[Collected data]
☆ ☆ ☆
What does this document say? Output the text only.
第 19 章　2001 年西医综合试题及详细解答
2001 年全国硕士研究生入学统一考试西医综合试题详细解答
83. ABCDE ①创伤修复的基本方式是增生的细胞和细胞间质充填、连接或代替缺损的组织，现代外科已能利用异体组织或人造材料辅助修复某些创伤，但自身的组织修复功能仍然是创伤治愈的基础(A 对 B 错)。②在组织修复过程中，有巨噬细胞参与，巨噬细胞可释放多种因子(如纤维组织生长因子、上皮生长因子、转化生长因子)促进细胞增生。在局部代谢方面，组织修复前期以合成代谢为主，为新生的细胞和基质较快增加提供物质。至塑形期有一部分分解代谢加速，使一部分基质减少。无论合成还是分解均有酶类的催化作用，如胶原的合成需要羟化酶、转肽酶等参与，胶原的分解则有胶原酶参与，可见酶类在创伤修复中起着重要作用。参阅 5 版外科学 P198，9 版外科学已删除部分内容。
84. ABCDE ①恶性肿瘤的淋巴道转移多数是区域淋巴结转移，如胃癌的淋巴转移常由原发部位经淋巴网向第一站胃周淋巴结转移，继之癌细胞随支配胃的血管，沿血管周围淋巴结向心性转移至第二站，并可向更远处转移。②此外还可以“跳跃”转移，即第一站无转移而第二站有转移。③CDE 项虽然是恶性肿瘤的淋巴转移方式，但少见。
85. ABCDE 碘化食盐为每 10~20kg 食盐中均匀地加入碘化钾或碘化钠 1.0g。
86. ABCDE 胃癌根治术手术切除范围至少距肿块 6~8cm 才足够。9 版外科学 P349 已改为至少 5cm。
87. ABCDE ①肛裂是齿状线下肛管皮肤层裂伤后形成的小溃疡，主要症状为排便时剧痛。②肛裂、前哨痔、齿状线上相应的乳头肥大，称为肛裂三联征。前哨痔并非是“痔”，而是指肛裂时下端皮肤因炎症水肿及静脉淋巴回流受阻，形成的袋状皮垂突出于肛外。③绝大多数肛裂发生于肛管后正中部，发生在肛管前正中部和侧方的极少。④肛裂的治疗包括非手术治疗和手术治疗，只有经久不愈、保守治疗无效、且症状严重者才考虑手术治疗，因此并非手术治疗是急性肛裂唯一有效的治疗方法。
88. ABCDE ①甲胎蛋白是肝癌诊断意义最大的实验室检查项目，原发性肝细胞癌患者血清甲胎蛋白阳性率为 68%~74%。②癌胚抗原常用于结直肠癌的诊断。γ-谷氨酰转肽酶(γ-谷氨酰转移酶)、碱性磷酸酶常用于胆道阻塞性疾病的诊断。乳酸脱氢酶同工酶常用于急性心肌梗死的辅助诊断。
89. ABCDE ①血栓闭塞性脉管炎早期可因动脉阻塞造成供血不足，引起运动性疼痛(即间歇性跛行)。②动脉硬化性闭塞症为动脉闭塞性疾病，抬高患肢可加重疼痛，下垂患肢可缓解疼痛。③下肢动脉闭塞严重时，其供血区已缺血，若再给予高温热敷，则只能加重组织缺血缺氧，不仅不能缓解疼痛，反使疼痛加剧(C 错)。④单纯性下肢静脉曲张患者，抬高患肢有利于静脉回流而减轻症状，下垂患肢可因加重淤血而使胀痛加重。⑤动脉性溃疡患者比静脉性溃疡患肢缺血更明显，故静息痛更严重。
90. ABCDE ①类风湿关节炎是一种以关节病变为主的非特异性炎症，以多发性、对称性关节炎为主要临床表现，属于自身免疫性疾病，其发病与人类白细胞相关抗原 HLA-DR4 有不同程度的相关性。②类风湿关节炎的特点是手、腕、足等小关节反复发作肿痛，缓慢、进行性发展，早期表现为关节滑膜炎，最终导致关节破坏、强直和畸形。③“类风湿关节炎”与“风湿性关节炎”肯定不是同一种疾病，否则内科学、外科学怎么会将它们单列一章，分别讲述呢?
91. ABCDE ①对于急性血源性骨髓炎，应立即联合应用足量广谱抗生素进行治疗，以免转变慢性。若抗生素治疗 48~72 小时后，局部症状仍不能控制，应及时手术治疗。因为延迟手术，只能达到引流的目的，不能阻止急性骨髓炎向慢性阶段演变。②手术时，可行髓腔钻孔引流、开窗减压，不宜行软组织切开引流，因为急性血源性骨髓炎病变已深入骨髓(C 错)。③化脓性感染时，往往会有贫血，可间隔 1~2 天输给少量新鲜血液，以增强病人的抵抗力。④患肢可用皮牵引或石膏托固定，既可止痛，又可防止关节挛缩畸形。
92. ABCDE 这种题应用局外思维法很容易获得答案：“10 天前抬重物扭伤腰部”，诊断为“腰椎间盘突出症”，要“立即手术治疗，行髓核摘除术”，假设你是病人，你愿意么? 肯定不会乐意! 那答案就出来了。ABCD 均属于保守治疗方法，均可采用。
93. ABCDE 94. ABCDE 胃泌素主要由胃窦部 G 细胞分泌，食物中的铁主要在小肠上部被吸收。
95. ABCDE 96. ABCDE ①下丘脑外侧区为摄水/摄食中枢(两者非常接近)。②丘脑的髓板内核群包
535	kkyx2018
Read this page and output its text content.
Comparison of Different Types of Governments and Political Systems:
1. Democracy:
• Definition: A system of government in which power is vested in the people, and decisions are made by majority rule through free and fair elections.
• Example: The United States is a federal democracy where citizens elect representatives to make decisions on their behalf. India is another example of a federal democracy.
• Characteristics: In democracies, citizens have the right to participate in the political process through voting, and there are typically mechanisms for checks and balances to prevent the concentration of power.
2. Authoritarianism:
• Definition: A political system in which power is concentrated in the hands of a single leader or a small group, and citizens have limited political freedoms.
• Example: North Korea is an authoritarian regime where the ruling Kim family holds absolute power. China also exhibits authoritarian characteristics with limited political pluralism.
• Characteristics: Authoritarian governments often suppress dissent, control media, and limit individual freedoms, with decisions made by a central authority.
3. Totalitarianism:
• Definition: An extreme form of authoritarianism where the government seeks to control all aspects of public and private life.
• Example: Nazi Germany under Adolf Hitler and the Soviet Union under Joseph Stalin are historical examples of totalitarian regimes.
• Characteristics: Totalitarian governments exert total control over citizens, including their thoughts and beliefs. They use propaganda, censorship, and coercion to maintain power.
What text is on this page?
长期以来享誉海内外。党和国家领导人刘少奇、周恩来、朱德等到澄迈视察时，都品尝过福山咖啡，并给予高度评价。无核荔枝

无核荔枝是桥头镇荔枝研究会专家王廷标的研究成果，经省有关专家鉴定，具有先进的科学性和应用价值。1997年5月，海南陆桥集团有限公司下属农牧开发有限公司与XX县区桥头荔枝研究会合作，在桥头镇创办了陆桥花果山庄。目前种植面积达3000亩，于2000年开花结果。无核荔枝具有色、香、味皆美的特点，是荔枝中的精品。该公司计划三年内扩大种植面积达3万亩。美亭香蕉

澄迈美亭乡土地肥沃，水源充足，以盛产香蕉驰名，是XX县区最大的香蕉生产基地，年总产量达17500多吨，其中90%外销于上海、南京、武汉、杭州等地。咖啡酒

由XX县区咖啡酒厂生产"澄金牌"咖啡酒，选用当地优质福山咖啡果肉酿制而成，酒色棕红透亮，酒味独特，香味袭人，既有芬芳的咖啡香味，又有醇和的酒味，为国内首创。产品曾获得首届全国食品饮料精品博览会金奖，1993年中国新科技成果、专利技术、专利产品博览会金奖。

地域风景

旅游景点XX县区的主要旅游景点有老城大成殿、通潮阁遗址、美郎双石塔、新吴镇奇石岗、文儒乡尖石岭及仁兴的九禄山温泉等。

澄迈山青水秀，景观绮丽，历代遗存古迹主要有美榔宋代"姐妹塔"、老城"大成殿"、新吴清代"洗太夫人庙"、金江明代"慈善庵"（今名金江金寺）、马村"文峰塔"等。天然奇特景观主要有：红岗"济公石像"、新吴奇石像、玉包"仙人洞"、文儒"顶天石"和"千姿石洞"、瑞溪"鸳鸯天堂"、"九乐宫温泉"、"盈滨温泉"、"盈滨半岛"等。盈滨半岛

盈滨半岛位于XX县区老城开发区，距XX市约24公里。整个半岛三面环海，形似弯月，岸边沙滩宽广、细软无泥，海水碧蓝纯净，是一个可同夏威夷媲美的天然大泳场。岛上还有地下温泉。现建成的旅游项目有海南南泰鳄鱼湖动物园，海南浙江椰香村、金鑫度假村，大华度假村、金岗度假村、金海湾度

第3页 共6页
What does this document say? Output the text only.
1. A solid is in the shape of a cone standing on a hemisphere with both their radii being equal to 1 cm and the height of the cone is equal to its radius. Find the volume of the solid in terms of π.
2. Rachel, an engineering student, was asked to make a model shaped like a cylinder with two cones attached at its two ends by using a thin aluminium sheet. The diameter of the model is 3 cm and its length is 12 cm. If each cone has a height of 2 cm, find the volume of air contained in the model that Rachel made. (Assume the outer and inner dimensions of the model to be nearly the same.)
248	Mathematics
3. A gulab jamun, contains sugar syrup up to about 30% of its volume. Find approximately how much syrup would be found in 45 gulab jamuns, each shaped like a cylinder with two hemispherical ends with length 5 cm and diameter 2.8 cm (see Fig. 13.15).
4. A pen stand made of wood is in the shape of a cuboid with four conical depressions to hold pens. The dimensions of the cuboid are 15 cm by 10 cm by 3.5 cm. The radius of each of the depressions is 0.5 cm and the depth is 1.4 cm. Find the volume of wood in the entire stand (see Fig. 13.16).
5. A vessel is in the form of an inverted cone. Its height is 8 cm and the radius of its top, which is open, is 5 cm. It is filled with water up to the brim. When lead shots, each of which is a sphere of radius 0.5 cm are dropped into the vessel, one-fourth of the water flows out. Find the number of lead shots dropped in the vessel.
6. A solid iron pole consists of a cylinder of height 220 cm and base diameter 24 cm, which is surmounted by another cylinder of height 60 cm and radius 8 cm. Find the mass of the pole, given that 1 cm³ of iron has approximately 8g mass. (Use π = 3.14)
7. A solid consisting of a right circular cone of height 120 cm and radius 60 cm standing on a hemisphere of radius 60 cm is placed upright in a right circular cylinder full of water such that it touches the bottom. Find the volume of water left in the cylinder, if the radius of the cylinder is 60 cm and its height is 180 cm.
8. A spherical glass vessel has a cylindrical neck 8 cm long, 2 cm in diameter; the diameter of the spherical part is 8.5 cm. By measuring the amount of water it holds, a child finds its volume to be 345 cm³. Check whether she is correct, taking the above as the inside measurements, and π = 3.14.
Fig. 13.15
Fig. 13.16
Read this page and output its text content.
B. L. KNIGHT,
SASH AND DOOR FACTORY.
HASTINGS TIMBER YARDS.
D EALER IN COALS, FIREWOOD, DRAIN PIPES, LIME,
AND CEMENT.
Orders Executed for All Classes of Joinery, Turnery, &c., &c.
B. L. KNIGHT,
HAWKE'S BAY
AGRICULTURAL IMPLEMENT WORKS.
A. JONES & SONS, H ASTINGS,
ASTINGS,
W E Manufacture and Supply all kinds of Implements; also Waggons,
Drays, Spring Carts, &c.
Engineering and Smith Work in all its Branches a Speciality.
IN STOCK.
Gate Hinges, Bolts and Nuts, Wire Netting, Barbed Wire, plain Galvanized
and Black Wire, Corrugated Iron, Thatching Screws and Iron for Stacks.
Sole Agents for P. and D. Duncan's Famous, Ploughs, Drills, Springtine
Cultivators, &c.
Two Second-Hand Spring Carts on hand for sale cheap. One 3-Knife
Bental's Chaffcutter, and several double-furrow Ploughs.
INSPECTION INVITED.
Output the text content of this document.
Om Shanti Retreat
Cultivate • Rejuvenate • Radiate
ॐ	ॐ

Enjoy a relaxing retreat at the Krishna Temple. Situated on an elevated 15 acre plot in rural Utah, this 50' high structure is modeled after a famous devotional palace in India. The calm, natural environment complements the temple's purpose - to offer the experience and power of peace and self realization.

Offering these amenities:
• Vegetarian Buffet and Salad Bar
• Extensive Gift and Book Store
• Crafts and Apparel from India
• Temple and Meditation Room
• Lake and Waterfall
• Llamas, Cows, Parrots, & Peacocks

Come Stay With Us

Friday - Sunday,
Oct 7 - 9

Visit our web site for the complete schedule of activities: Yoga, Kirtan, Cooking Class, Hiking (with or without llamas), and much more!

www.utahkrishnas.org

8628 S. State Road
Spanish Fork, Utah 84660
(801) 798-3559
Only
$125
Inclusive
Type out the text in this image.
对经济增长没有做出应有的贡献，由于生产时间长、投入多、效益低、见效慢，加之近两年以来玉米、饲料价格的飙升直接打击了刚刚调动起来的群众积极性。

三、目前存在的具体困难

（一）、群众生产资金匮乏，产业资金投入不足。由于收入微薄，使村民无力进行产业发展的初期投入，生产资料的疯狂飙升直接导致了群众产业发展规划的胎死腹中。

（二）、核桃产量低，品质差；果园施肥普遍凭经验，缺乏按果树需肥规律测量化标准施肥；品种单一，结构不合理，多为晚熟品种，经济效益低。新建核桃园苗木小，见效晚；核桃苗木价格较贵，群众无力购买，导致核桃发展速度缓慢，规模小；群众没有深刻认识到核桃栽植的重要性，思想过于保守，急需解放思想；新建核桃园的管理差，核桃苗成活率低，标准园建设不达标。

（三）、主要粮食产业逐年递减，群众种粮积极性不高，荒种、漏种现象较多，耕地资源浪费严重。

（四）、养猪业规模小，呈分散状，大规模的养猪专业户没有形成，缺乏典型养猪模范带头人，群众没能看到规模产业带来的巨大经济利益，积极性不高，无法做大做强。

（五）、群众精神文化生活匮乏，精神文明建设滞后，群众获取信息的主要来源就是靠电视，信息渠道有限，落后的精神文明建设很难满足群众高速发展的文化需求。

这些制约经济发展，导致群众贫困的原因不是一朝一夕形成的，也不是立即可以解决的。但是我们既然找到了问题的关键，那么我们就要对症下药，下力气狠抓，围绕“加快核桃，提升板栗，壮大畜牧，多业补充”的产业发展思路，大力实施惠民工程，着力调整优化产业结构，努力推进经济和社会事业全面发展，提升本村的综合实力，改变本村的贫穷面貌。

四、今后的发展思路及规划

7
☆ ☆ ☆
# Task brief
With the line containing "Type out the text in this image." as the first and the last line of the records as the final one, print exactly the lines in that span.

# Exercise output
Type out the text in this image.
对经济增长没有做出应有的贡献，由于生产时间长、投入多、效益低、见效慢，加之近两年以来玉米、饲料价格的飙升直接打击了刚刚调动起来的群众积极性。

三、目前存在的具体困难

（一）、群众生产资金匮乏，产业资金投入不足。由于收入微薄，使村民无力进行产业发展的初期投入，生产资料的疯狂飙升直接导致了群众产业发展规划的胎死腹中。

（二）、核桃产量低，品质差；果园施肥普遍凭经验，缺乏按果树需肥规律测量化标准施肥；品种单一，结构不合理，多为晚熟品种，经济效益低。新建核桃园苗木小，见效晚；核桃苗木价格较贵，群众无力购买，导致核桃发展速度缓慢，规模小；群众没有深刻认识到核桃栽植的重要性，思想过于保守，急需解放思想；新建核桃园的管理差，核桃苗成活率低，标准园建设不达标。

（三）、主要粮食产业逐年递减，群众种粮积极性不高，荒种、漏种现象较多，耕地资源浪费严重。

（四）、养猪业规模小，呈分散状，大规模的养猪专业户没有形成，缺乏典型养猪模范带头人，群众没能看到规模产业带来的巨大经济利益，积极性不高，无法做大做强。

（五）、群众精神文化生活匮乏，精神文明建设滞后，群众获取信息的主要来源就是靠电视，信息渠道有限，落后的精神文明建设很难满足群众高速发展的文化需求。

这些制约经济发展，导致群众贫困的原因不是一朝一夕形成的，也不是立即可以解决的。但是我们既然找到了问题的关键，那么我们就要对症下药，下力气狠抓，围绕“加快核桃，提升板栗，壮大畜牧，多业补充”的产业发展思路，大力实施惠民工程，着力调整优化产业结构，努力推进经济和社会事业全面发展，提升本村的综合实力，改变本村的贫穷面貌。

四、今后的发展思路及规划

7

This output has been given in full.